Exercise aim: State how many lines in the listing below include the word "xlabel". Give nothing but the number.

Rows from a figure dataset:
..........

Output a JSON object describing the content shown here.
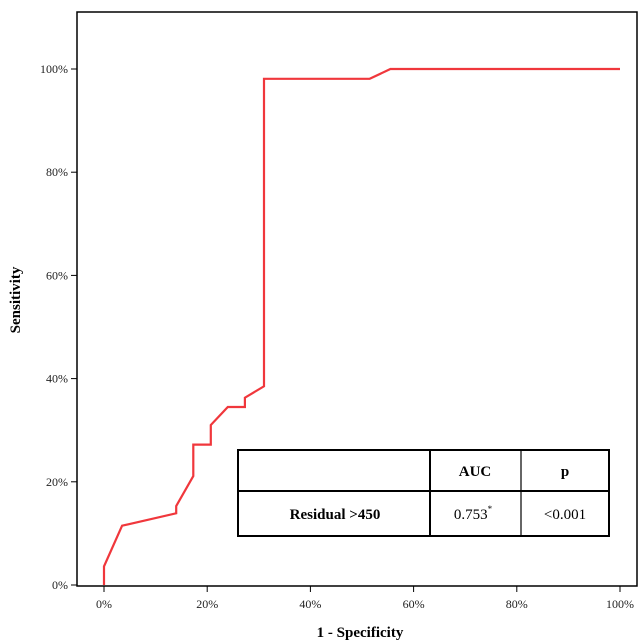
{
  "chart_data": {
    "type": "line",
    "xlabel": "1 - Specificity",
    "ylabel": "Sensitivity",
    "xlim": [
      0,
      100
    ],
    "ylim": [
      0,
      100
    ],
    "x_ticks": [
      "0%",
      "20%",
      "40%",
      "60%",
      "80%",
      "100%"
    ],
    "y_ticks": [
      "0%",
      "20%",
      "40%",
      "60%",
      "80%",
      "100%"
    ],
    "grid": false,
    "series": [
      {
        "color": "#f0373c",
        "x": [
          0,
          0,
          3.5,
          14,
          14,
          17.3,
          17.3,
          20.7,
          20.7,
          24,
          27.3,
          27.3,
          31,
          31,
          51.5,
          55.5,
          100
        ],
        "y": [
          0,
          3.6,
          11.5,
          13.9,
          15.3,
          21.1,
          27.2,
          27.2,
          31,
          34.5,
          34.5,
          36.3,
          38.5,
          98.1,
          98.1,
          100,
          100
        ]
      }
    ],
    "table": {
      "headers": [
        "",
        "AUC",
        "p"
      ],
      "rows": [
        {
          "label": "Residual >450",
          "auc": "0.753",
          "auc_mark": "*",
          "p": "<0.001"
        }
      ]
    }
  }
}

..........

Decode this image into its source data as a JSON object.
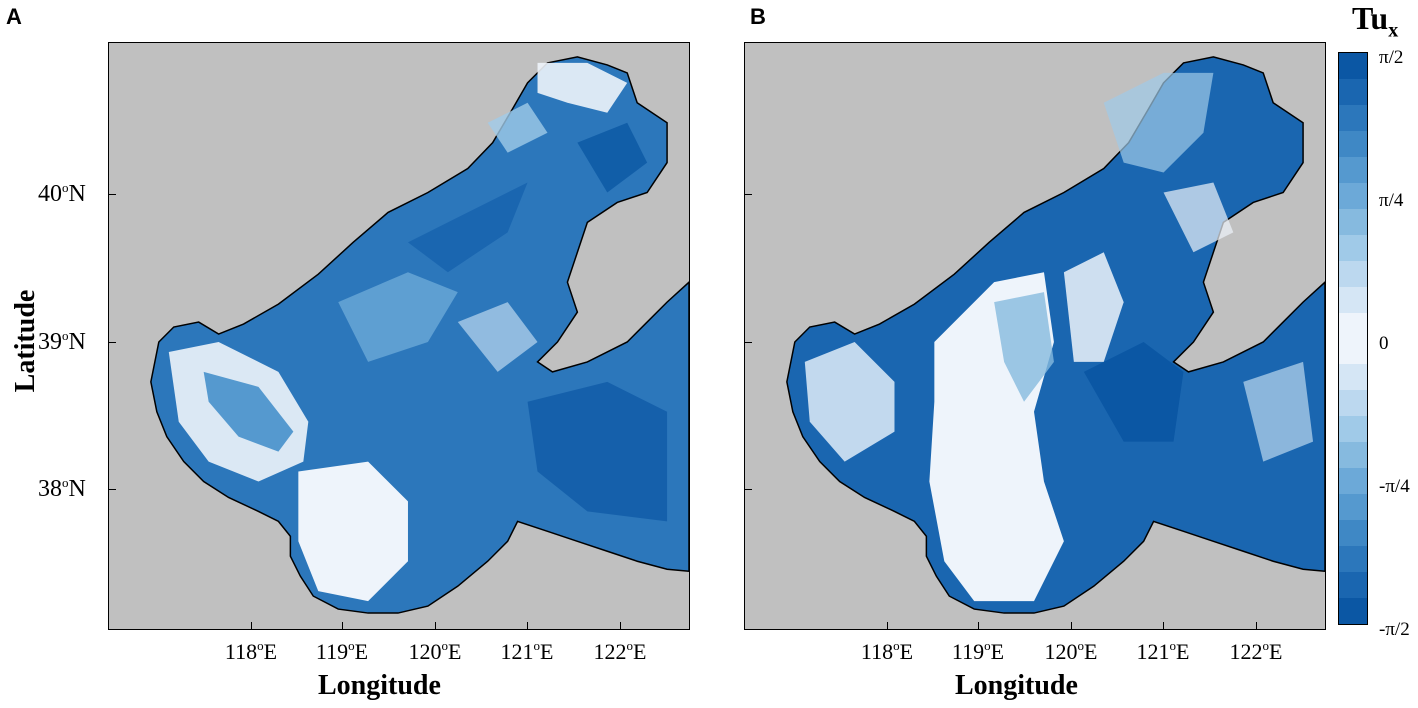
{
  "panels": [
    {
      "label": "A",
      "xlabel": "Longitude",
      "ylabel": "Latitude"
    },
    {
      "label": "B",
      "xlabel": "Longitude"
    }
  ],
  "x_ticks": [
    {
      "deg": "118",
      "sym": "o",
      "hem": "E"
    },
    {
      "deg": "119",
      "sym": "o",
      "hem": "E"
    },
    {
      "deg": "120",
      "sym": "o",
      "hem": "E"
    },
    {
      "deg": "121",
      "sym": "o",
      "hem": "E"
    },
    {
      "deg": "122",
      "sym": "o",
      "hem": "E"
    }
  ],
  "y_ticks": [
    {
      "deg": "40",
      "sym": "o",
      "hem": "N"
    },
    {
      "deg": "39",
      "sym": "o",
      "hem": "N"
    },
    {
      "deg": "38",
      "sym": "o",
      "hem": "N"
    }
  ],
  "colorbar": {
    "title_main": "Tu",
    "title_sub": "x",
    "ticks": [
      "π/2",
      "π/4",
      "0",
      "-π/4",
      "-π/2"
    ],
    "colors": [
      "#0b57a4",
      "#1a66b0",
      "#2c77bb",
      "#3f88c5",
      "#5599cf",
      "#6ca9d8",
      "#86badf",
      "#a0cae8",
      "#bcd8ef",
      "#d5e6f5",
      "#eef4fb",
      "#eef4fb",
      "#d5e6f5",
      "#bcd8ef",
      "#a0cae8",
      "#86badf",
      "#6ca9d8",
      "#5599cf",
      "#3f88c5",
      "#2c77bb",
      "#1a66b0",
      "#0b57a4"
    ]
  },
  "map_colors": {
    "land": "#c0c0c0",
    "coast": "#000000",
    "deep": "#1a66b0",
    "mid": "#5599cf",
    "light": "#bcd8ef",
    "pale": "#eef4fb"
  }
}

..........

Reply: 3